--- begin Entries supplied ---

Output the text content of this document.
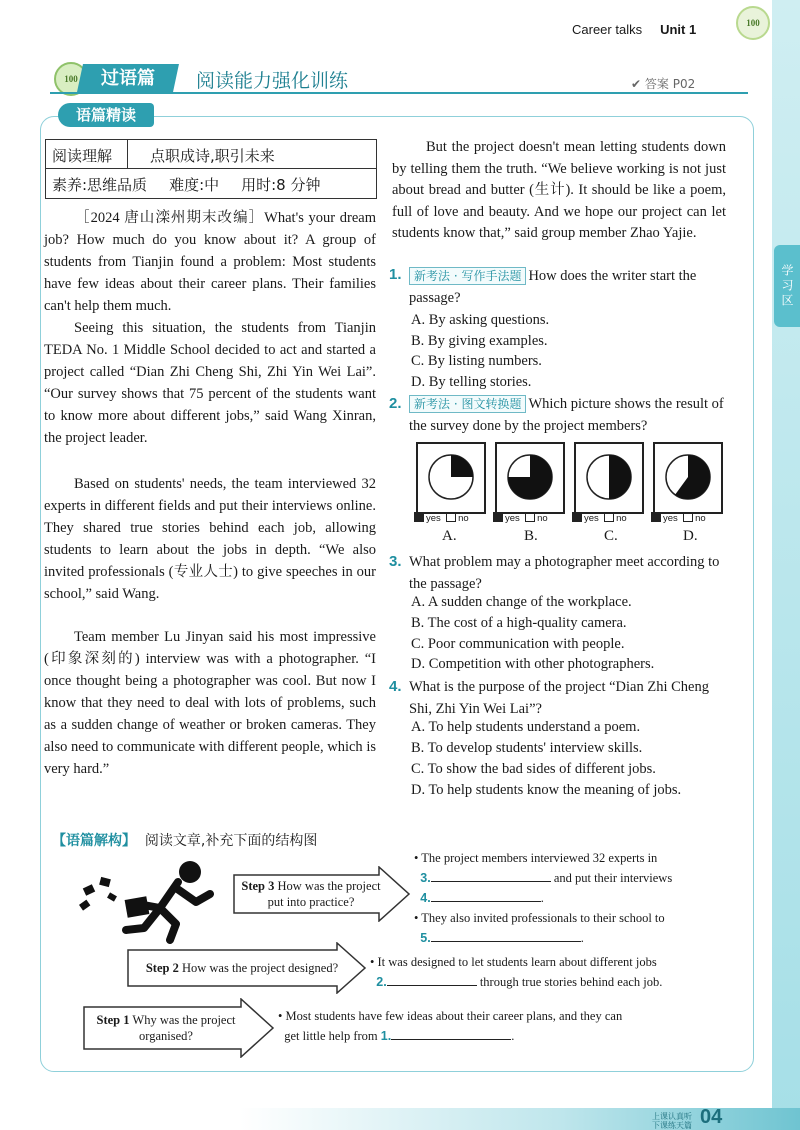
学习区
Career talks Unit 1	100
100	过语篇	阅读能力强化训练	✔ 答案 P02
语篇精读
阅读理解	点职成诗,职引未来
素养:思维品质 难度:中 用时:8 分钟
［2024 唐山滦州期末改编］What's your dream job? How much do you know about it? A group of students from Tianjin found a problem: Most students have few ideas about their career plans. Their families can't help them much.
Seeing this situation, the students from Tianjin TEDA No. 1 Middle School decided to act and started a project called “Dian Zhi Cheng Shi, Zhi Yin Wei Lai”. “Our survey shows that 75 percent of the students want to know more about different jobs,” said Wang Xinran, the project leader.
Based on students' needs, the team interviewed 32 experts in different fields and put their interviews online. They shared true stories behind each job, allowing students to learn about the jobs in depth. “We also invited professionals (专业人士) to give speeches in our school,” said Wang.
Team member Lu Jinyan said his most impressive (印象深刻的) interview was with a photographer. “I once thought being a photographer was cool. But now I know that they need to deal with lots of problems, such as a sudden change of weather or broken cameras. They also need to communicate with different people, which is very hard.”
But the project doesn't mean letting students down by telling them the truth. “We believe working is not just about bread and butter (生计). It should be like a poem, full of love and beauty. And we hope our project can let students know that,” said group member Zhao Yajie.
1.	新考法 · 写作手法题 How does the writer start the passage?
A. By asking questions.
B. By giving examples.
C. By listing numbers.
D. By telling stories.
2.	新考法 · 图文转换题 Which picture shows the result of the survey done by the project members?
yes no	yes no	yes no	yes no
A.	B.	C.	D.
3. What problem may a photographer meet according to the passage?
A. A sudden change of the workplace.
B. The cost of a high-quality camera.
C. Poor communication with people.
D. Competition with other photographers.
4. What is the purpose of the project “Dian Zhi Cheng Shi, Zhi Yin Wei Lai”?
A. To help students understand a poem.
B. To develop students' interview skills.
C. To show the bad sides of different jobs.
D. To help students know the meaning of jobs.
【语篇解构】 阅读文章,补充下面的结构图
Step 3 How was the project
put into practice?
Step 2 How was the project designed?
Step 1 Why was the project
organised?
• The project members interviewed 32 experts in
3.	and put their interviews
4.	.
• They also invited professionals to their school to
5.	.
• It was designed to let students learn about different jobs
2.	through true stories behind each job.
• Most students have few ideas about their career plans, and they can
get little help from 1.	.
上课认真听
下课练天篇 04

--- end Entries supplied ---
--- begin Entries supplied ---

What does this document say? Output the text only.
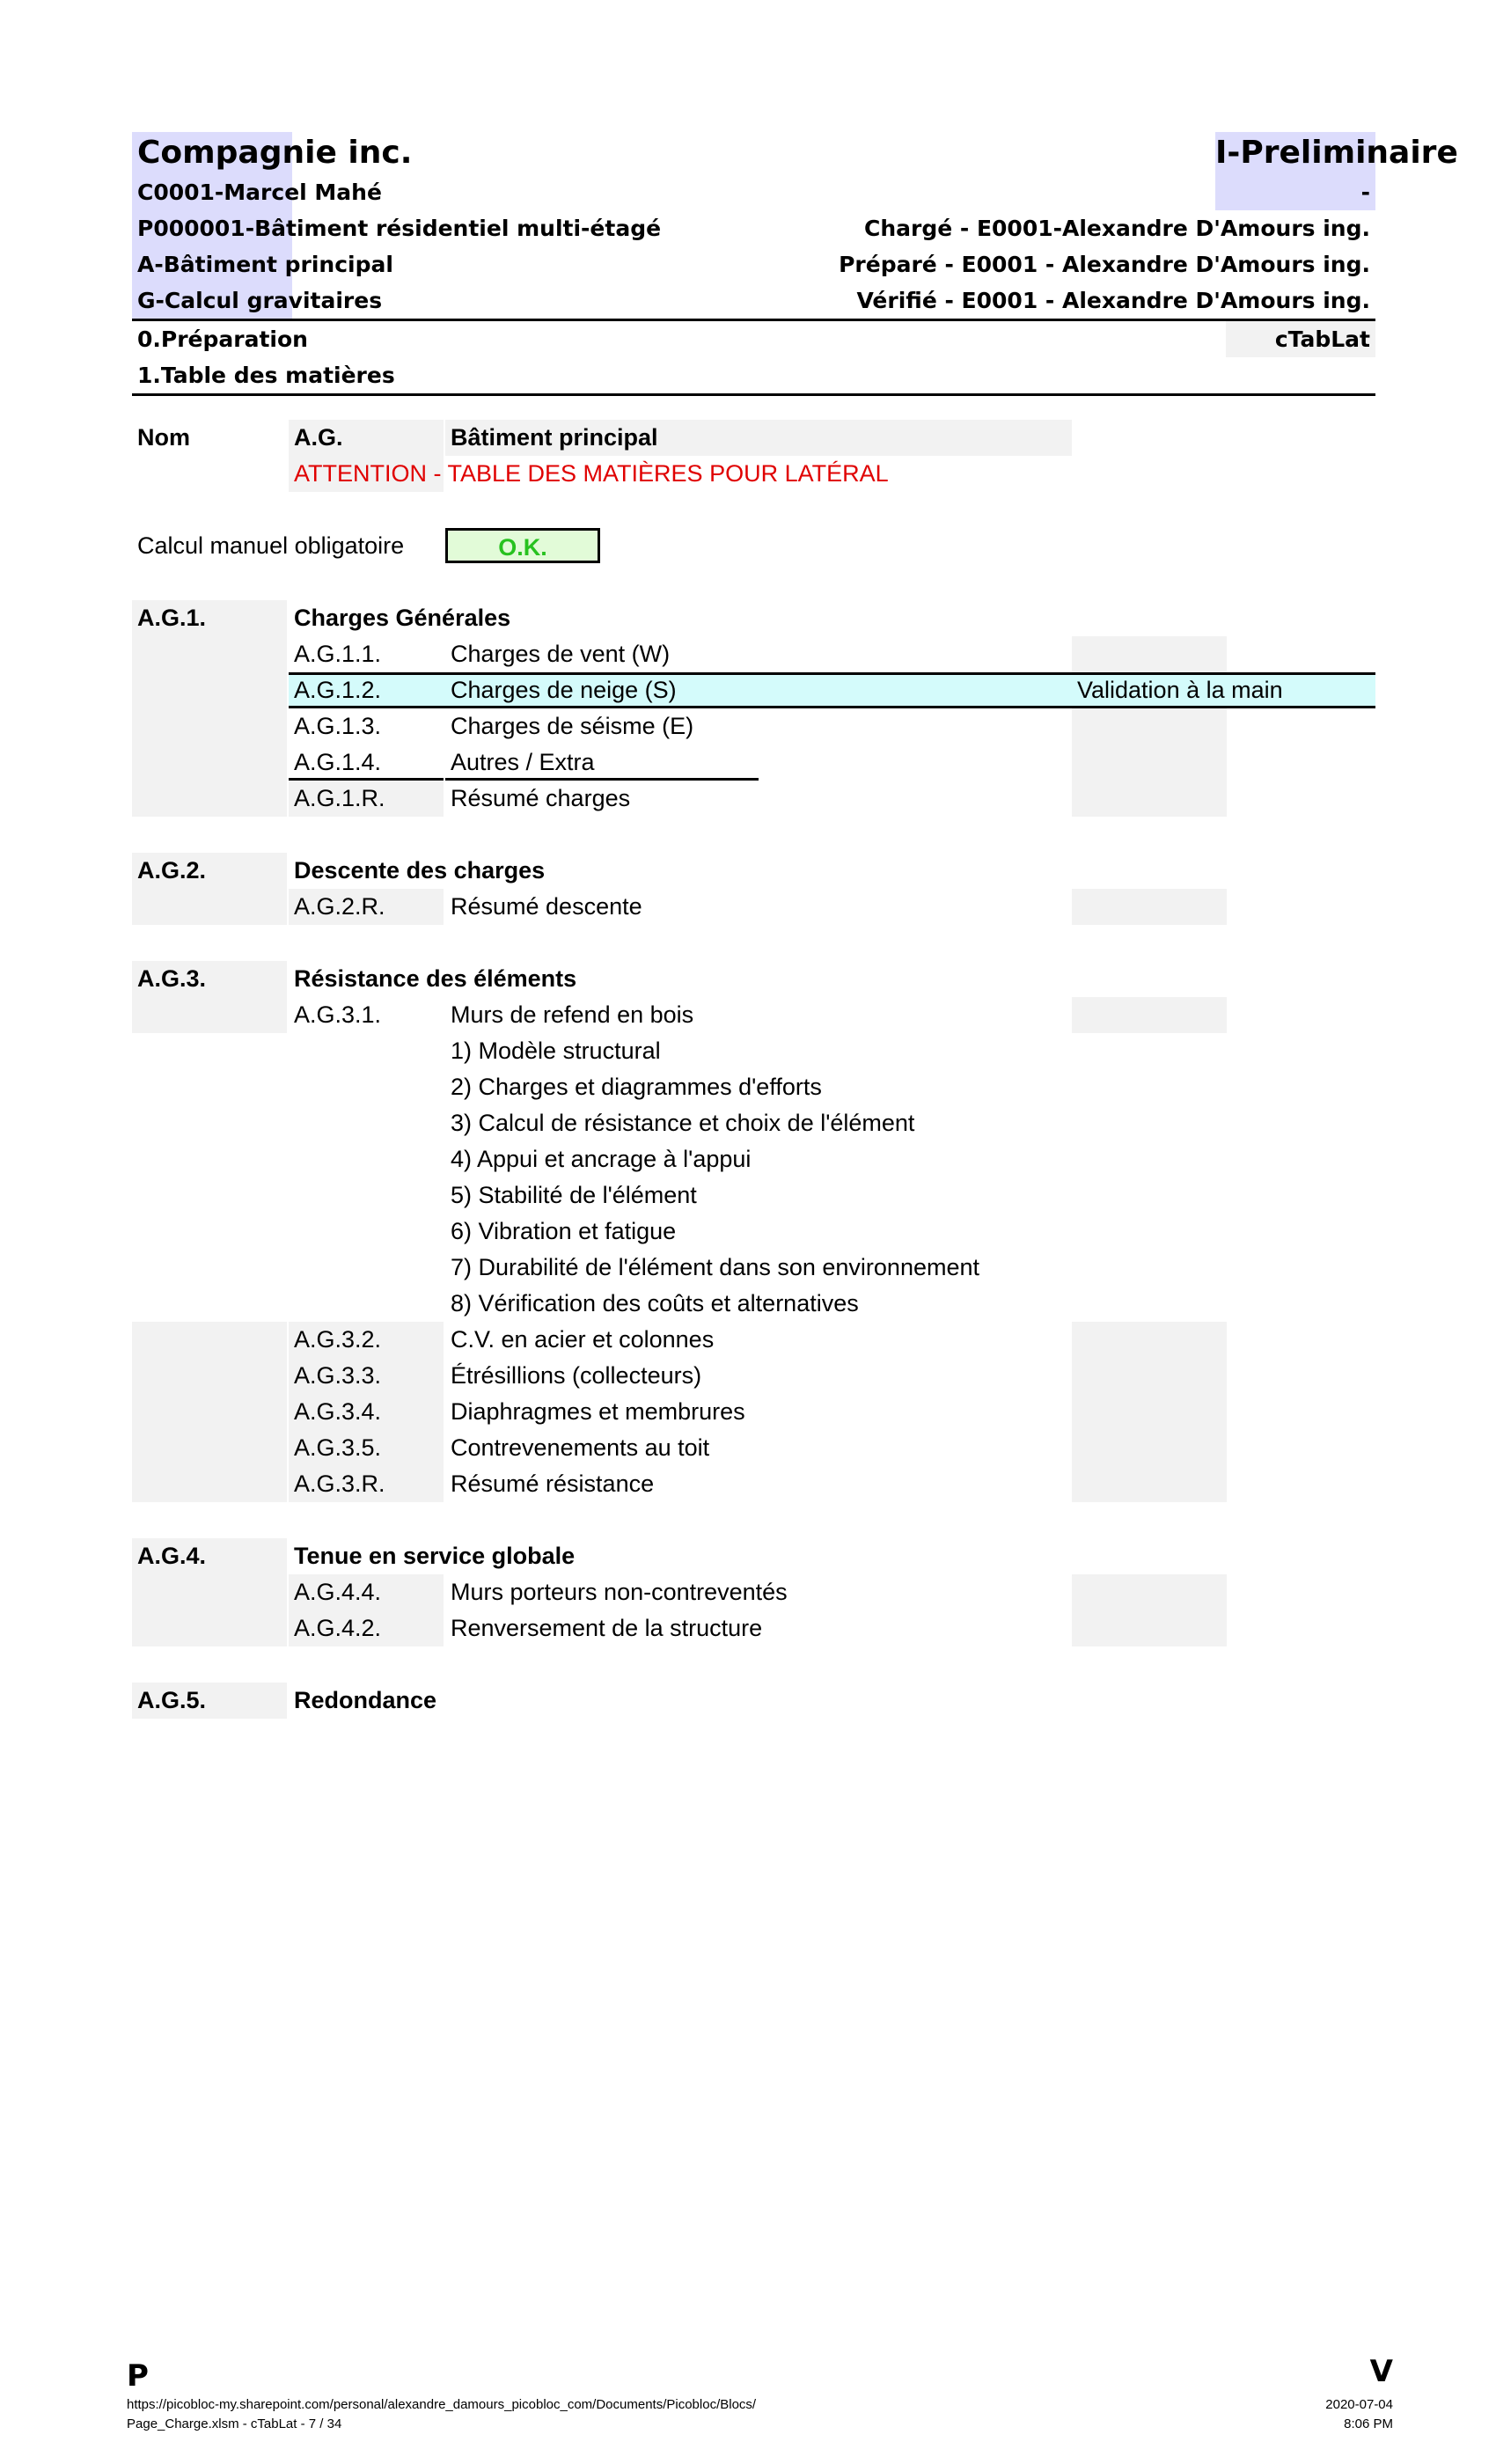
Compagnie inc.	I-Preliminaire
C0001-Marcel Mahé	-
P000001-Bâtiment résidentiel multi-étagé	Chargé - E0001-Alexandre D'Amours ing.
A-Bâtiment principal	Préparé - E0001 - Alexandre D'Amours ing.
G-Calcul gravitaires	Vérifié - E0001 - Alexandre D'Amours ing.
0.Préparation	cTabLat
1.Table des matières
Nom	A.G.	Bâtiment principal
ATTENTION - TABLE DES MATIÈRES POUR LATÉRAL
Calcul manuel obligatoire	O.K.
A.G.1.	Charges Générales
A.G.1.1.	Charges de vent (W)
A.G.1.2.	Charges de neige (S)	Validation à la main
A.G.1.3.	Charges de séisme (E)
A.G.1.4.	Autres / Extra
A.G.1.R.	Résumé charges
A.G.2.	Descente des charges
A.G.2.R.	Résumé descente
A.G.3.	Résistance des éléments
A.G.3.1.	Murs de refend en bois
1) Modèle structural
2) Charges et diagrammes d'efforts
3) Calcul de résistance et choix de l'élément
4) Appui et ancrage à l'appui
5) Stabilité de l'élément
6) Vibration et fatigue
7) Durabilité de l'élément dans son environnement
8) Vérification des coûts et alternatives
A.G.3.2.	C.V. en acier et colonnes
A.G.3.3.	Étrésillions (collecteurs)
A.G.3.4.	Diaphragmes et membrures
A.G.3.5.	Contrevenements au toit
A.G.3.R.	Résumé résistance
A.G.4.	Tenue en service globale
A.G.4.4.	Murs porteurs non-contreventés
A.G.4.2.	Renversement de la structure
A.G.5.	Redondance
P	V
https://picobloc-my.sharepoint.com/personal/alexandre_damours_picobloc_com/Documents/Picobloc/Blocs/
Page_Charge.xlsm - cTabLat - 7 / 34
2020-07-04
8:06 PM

--- end Entries supplied ---

Copy the lines from the entries above in which the word "them" appears.

Response below
［2024 唐山滦州期末改编］What's your dream job? How much do you know about it? A group of students from Tianjin found a problem: Most students have few ideas about their career plans. Their families can't help them much.
But the project doesn't mean letting students down by telling them the truth. “We believe working is not just about bread and butter (生计). It should be like a poem, full of love and beauty. And we hope our project can let students know that,” said group member Zhao Yajie.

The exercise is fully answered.